BEGIN Data section
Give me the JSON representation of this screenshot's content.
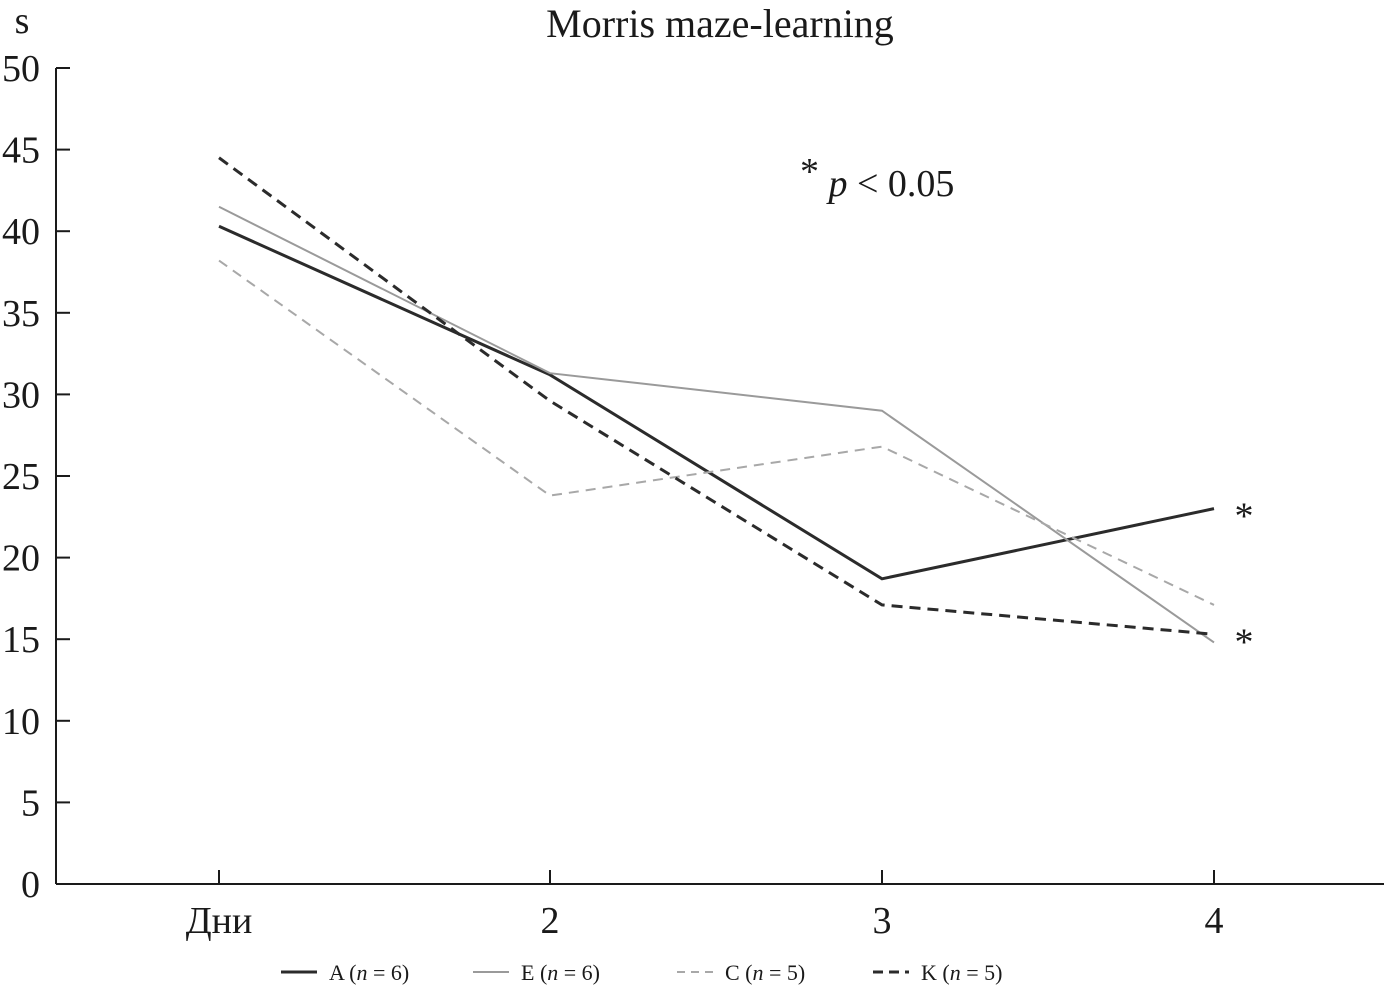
{
  "chart_data": {
    "type": "line",
    "title": "Morris maze-learning",
    "ylabel": "s",
    "xlabel": "",
    "categories": [
      "Дни",
      "2",
      "3",
      "4"
    ],
    "ylim": [
      0,
      50
    ],
    "yticks": [
      0,
      5,
      10,
      15,
      20,
      25,
      30,
      35,
      40,
      45,
      50
    ],
    "grid": false,
    "legend_position": "bottom",
    "series": [
      {
        "key": "A",
        "name": "A",
        "n_label": "n",
        "n_value": "= 6)",
        "color": "#2b2b2b",
        "dash": "solid",
        "width": "dark",
        "values": [
          40.3,
          31.2,
          18.7,
          23.0
        ]
      },
      {
        "key": "E",
        "name": "E",
        "n_label": "n",
        "n_value": "= 6)",
        "color": "#9a9a9a",
        "dash": "solid",
        "width": "light",
        "values": [
          41.5,
          31.3,
          29.0,
          14.8
        ]
      },
      {
        "key": "C",
        "name": "C",
        "n_label": "n",
        "n_value": "= 5)",
        "color": "#a8a8a8",
        "dash": "dashed",
        "width": "light",
        "values": [
          38.2,
          23.8,
          26.8,
          17.1
        ]
      },
      {
        "key": "K",
        "name": "K",
        "n_label": "n",
        "n_value": "= 5)",
        "color": "#2b2b2b",
        "dash": "dashed",
        "width": "dark",
        "values": [
          44.5,
          29.6,
          17.1,
          15.3
        ]
      }
    ],
    "annotations": {
      "pvalue_star": "*",
      "pvalue_p": "p",
      "pvalue_rest": " < 0.05",
      "significance": [
        {
          "series": "A",
          "category": "4",
          "label": "*"
        },
        {
          "series": "K",
          "category": "4",
          "label": "*"
        }
      ]
    }
  }
}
END Data section
Task requirements: Write the entries above out again exactly, but not the pictures.

Task result:
Give me the JSON representation of this screenshot's content.
{
  "chart_data": {
    "type": "line",
    "title": "Morris maze-learning",
    "ylabel": "s",
    "xlabel": "",
    "categories": [
      "Дни",
      "2",
      "3",
      "4"
    ],
    "ylim": [
      0,
      50
    ],
    "yticks": [
      0,
      5,
      10,
      15,
      20,
      25,
      30,
      35,
      40,
      45,
      50
    ],
    "grid": false,
    "legend_position": "bottom",
    "series": [
      {
        "key": "A",
        "name": "A",
        "n_label": "n",
        "n_value": "= 6)",
        "color": "#2b2b2b",
        "dash": "solid",
        "width": "dark",
        "values": [
          40.3,
          31.2,
          18.7,
          23.0
        ]
      },
      {
        "key": "E",
        "name": "E",
        "n_label": "n",
        "n_value": "= 6)",
        "color": "#9a9a9a",
        "dash": "solid",
        "width": "light",
        "values": [
          41.5,
          31.3,
          29.0,
          14.8
        ]
      },
      {
        "key": "C",
        "name": "C",
        "n_label": "n",
        "n_value": "= 5)",
        "color": "#a8a8a8",
        "dash": "dashed",
        "width": "light",
        "values": [
          38.2,
          23.8,
          26.8,
          17.1
        ]
      },
      {
        "key": "K",
        "name": "K",
        "n_label": "n",
        "n_value": "= 5)",
        "color": "#2b2b2b",
        "dash": "dashed",
        "width": "dark",
        "values": [
          44.5,
          29.6,
          17.1,
          15.3
        ]
      }
    ],
    "annotations": {
      "pvalue_star": "*",
      "pvalue_p": "p",
      "pvalue_rest": " < 0.05",
      "significance": [
        {
          "series": "A",
          "category": "4",
          "label": "*"
        },
        {
          "series": "K",
          "category": "4",
          "label": "*"
        }
      ]
    }
  }
}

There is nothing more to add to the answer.